Challenge >> From the entries below, work out the number of lines that hold the word "volume", and give that number alone.
— start of Entries shown —
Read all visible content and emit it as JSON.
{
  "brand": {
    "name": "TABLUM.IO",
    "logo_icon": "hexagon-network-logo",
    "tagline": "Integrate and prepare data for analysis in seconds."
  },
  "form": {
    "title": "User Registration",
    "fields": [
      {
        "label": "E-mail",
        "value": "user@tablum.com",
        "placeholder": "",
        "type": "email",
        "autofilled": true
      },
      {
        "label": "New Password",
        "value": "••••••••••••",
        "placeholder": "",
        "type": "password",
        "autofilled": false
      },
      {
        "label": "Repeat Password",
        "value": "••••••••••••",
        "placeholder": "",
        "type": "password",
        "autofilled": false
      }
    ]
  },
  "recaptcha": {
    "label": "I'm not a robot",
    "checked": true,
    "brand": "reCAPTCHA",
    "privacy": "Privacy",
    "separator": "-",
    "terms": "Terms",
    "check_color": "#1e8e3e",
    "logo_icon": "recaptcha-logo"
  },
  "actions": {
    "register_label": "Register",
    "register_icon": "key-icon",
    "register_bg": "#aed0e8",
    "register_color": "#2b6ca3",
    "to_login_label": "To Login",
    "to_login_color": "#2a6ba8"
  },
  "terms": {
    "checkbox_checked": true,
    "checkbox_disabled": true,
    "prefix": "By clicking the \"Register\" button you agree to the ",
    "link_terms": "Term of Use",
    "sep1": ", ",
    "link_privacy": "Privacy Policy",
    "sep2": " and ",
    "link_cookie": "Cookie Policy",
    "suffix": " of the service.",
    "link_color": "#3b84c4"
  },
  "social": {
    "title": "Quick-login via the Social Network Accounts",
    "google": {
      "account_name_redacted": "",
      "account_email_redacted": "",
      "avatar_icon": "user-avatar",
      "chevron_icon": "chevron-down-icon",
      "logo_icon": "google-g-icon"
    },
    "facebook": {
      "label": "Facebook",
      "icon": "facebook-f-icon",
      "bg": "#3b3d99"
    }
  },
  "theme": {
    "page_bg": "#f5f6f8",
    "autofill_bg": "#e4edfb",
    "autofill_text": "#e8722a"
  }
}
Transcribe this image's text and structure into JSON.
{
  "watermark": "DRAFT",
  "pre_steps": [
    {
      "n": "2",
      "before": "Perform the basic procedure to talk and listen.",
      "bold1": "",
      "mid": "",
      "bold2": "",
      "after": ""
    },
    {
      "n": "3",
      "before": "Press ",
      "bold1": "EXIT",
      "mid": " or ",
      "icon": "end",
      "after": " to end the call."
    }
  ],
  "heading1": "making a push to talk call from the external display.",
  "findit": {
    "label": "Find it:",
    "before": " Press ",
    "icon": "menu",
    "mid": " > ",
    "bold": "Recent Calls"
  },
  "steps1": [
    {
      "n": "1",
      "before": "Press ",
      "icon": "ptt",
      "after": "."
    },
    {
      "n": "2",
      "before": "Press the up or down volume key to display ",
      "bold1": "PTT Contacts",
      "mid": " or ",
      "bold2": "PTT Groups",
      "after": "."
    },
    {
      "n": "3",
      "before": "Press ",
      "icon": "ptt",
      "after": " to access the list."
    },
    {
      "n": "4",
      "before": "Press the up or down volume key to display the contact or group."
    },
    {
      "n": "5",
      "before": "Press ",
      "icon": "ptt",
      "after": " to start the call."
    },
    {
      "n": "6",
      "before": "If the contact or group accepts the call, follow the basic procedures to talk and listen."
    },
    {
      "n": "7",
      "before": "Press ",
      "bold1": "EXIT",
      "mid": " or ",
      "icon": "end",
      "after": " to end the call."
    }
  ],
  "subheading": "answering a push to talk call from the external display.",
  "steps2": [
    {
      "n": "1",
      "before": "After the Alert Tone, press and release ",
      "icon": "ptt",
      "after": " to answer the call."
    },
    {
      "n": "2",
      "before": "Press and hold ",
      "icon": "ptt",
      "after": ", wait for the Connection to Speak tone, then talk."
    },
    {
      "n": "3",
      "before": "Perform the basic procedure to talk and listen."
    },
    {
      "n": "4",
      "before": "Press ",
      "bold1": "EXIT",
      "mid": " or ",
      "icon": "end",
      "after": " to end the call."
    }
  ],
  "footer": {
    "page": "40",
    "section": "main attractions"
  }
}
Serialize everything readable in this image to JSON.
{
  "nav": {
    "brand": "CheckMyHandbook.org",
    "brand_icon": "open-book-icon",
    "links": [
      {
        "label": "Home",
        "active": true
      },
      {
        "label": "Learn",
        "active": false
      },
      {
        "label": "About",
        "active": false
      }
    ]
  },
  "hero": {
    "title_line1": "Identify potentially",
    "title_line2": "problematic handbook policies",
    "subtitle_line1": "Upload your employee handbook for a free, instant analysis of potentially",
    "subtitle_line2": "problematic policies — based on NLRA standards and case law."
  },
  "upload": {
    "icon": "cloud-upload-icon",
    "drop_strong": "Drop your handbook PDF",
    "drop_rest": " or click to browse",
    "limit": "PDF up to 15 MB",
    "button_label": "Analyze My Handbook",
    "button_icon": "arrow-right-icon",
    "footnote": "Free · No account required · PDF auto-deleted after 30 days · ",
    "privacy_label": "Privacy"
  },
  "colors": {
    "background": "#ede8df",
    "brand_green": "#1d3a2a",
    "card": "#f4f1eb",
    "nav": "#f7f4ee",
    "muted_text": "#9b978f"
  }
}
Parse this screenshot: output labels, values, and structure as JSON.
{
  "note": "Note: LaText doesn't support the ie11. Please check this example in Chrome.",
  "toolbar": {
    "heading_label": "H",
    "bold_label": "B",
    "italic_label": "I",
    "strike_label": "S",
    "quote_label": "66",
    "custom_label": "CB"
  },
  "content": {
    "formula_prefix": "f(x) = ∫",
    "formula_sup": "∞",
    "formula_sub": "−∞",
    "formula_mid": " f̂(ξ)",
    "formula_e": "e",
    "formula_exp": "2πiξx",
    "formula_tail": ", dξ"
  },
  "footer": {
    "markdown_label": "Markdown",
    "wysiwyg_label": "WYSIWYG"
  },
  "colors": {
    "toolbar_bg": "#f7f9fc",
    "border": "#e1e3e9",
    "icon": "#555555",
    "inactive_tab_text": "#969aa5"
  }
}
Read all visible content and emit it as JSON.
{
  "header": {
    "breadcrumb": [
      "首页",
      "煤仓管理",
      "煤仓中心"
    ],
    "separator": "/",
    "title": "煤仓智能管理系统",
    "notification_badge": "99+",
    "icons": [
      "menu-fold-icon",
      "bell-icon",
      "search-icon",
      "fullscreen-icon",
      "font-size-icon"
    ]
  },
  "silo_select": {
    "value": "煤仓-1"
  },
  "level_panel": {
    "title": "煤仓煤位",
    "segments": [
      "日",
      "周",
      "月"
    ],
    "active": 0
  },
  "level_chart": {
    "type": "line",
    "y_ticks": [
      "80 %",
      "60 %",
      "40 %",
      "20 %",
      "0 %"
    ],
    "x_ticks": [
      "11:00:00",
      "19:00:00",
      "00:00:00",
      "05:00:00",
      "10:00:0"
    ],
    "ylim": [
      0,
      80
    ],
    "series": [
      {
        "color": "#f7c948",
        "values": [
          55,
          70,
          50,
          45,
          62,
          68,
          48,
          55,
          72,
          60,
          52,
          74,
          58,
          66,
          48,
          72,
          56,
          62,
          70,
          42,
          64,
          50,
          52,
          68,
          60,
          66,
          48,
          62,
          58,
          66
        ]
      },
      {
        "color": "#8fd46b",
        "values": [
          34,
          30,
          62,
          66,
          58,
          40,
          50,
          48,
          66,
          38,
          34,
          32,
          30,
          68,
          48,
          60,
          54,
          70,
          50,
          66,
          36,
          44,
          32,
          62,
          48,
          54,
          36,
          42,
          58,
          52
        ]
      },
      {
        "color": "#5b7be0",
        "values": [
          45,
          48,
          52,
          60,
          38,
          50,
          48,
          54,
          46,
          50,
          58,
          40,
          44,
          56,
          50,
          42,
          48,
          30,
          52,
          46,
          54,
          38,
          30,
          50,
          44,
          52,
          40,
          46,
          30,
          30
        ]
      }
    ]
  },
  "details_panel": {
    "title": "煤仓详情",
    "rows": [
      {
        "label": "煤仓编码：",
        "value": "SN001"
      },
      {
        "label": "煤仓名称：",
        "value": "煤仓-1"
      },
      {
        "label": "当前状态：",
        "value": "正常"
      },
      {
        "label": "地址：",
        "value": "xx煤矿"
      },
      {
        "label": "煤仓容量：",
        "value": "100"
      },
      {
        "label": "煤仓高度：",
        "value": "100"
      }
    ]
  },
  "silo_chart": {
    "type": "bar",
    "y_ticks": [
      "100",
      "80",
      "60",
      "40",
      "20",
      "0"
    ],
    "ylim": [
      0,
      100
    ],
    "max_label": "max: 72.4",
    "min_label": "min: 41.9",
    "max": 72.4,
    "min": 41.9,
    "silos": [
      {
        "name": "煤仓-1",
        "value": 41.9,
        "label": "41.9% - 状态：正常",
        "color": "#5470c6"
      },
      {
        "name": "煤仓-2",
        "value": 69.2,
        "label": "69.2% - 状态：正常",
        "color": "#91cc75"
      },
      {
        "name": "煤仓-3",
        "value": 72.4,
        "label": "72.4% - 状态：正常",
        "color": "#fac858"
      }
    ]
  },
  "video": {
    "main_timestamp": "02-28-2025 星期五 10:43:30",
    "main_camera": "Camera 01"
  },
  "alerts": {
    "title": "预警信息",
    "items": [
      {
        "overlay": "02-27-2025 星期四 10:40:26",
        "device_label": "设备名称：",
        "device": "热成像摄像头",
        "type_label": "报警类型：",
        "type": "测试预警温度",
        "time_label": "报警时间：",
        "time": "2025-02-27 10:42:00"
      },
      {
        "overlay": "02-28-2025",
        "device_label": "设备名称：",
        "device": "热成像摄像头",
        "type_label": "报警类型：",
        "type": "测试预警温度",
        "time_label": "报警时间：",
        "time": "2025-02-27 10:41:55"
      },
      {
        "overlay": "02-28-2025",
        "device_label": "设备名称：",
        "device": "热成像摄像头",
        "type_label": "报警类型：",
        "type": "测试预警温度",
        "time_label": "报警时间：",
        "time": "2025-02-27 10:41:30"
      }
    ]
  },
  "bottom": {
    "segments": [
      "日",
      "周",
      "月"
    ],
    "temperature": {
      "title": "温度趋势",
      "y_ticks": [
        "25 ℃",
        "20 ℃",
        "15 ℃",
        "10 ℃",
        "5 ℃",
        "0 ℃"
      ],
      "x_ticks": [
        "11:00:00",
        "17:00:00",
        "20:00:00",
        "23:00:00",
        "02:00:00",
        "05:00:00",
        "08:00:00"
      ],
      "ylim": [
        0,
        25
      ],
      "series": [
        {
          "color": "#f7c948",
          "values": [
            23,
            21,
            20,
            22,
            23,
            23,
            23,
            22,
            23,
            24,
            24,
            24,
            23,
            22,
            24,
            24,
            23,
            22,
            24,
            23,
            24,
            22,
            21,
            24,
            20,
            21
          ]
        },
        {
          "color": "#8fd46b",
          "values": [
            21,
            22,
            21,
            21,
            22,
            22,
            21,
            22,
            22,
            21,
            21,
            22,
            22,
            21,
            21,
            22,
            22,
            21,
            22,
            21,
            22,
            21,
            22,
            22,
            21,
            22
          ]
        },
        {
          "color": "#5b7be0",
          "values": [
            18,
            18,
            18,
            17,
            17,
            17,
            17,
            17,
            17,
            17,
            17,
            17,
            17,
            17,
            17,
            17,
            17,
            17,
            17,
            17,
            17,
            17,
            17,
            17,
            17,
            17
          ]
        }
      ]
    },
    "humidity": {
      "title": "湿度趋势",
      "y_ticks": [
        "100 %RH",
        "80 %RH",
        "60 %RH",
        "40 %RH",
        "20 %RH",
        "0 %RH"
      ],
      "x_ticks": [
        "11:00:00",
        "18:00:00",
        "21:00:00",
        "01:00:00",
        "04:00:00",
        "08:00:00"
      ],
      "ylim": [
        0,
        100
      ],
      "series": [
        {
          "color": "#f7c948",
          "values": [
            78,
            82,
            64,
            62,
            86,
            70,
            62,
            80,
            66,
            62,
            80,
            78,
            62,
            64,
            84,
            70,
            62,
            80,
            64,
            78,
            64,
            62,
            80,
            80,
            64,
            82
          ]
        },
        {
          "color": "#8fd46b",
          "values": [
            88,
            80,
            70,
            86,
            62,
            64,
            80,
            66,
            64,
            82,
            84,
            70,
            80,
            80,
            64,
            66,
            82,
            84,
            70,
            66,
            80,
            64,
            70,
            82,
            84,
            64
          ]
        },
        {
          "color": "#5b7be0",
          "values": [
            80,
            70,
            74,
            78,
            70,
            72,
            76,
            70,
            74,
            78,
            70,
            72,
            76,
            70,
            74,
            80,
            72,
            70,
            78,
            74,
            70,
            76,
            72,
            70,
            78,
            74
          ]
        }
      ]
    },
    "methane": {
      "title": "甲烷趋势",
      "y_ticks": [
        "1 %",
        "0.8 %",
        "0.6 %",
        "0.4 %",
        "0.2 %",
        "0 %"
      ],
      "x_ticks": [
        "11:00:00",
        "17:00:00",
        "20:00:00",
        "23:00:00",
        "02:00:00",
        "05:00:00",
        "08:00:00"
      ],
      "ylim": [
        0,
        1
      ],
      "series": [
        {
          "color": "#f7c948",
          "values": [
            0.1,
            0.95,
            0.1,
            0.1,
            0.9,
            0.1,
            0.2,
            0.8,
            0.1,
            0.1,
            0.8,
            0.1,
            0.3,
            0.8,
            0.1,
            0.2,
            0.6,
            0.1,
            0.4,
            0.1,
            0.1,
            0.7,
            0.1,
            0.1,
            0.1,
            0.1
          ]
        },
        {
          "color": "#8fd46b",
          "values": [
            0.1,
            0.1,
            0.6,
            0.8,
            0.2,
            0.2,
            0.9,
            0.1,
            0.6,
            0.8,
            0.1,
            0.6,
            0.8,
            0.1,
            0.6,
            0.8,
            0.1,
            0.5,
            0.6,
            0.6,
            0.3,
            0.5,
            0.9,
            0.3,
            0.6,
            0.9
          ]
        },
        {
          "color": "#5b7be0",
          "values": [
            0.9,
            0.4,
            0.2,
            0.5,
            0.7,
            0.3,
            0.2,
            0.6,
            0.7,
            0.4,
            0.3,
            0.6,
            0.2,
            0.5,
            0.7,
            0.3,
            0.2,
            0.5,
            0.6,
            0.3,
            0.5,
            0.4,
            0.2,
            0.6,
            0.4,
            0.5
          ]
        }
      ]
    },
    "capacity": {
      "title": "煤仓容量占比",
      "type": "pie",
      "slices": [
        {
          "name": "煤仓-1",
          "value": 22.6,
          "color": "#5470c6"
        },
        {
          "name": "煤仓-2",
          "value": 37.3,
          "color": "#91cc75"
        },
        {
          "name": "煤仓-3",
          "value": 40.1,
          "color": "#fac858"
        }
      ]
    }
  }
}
— end of Entries shown —
Answer to the task >> 2